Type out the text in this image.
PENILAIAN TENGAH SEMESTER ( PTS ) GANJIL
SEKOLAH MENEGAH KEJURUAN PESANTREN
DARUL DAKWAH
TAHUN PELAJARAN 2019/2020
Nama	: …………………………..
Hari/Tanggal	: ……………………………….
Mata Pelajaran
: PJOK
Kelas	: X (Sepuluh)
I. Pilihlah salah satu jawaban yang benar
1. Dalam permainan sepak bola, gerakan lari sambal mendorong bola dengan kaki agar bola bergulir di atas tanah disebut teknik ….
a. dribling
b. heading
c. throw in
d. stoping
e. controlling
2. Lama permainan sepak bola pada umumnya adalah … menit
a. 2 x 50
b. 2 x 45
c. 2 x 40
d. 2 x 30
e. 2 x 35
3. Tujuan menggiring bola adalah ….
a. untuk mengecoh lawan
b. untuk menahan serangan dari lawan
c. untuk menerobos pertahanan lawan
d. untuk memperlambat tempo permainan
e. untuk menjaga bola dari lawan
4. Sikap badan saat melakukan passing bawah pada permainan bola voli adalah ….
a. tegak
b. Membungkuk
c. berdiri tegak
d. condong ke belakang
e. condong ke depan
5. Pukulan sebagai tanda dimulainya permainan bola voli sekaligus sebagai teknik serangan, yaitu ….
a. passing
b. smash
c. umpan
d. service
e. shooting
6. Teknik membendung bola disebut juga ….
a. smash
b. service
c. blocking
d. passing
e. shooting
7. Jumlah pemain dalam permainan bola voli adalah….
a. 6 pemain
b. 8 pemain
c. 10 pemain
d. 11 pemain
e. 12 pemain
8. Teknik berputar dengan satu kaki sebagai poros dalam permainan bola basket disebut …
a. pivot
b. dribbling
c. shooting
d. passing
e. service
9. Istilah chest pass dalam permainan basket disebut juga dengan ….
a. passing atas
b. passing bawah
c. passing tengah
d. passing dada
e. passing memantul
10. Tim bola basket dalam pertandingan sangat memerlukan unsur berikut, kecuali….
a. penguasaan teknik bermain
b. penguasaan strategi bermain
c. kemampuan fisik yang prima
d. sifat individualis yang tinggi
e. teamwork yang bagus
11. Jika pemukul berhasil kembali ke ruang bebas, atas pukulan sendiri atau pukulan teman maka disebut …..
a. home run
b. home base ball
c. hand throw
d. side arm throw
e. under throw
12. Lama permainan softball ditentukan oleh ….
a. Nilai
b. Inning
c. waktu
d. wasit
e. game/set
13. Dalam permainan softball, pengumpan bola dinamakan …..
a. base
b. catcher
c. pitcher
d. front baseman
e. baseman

■ **DIRECTION**
In the records above, locate every line with the string "satu" and copy it.

■ **SOLUTION FOR THIS PROBLEM**
I. Pilihlah salah satu jawaban yang benar
8. Teknik berputar dengan satu kaki sebagai poros dalam permainan bola basket disebut …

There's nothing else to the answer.